Transcribe every entry word for word, leaving out all images.

*Excerpted data*
•••••

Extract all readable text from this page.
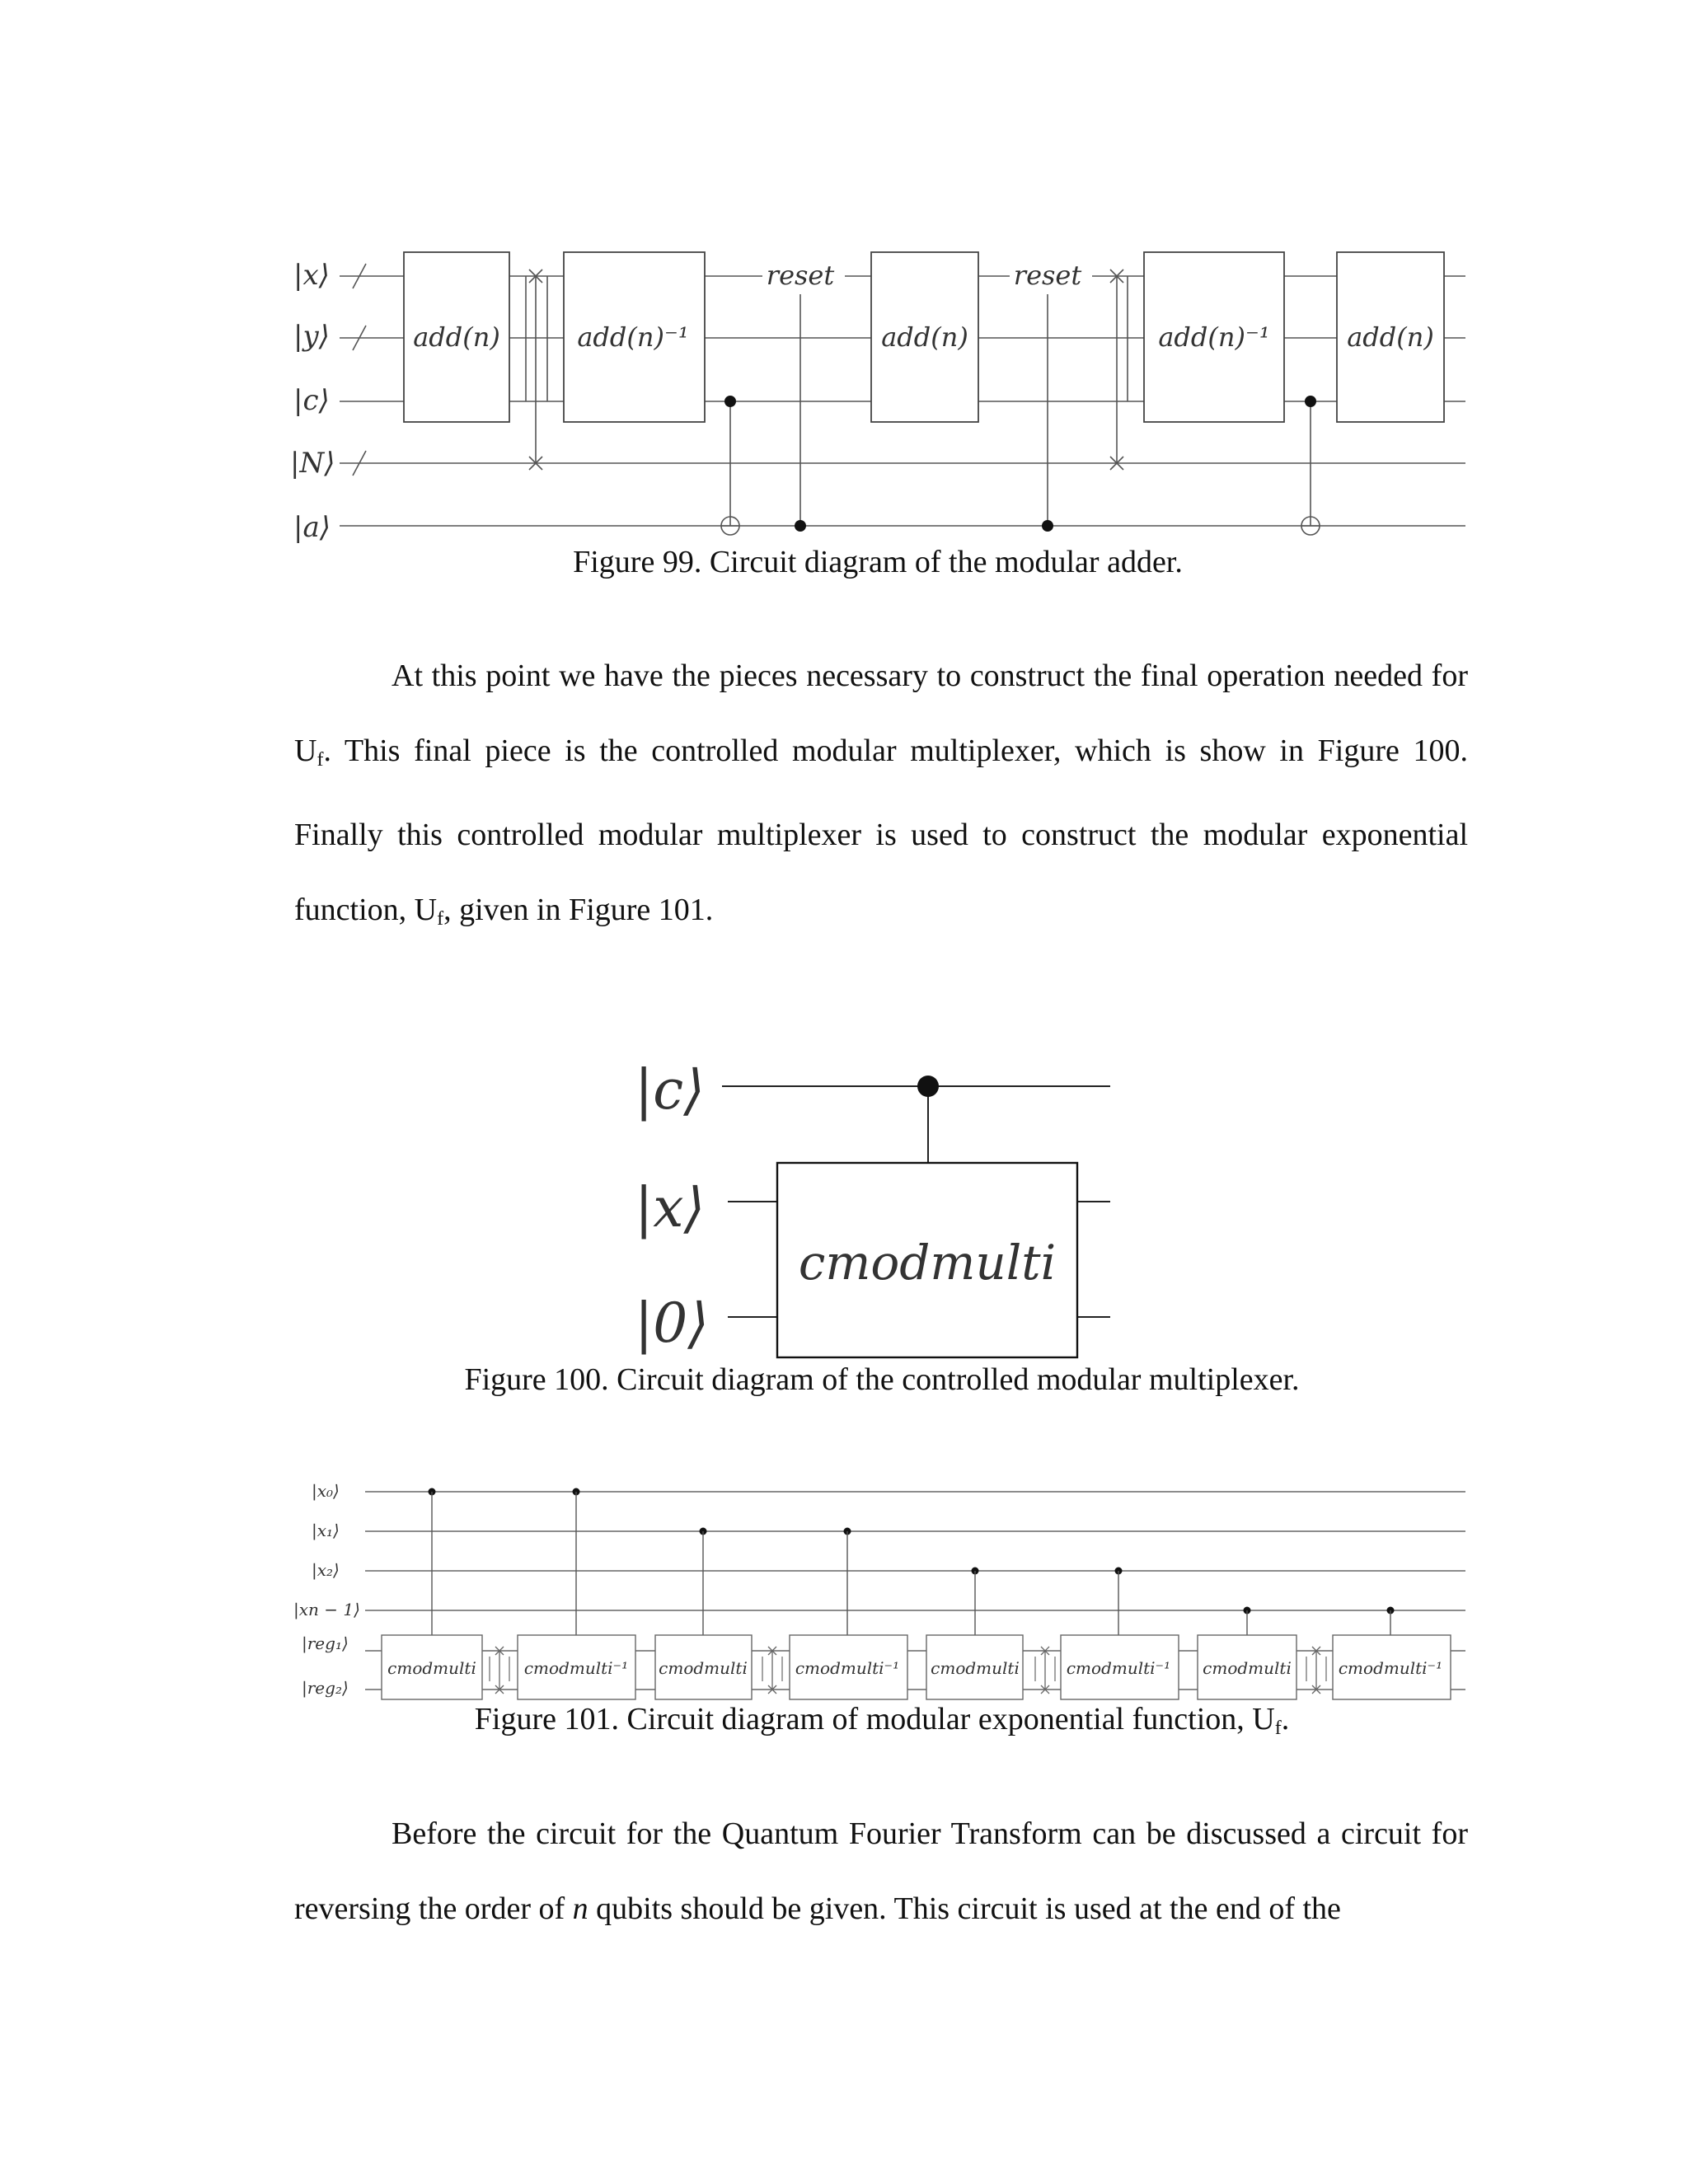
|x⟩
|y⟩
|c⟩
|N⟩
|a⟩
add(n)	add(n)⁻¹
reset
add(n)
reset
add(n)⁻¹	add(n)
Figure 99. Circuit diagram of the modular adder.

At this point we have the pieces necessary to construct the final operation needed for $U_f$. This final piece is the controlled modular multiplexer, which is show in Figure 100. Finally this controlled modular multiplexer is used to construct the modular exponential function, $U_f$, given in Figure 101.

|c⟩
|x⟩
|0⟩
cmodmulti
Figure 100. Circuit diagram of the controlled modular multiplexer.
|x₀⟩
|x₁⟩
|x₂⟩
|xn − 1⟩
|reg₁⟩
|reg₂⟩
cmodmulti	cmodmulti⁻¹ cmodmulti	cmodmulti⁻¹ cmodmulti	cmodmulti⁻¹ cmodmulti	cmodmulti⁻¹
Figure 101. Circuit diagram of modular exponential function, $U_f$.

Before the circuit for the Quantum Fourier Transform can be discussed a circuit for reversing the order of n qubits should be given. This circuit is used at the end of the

•••••

*Solution*
Extract all readable text from this page.
|x⟩
|y⟩
|c⟩
|N⟩
|a⟩
add(n)	add(n)⁻¹
reset
add(n)
reset
add(n)⁻¹	add(n)
Figure 99. Circuit diagram of the modular adder.

At this point we have the pieces necessary to construct the final operation needed for $U_f$. This final piece is the controlled modular multiplexer, which is show in Figure 100. Finally this controlled modular multiplexer is used to construct the modular exponential function, $U_f$, given in Figure 101.

|c⟩
|x⟩
|0⟩
cmodmulti
Figure 100. Circuit diagram of the controlled modular multiplexer.
|x₀⟩
|x₁⟩
|x₂⟩
|xn − 1⟩
|reg₁⟩
|reg₂⟩
cmodmulti	cmodmulti⁻¹ cmodmulti	cmodmulti⁻¹ cmodmulti	cmodmulti⁻¹ cmodmulti	cmodmulti⁻¹
Figure 101. Circuit diagram of modular exponential function, $U_f$.

Before the circuit for the Quantum Fourier Transform can be discussed a circuit for reversing the order of n qubits should be given. This circuit is used at the end of the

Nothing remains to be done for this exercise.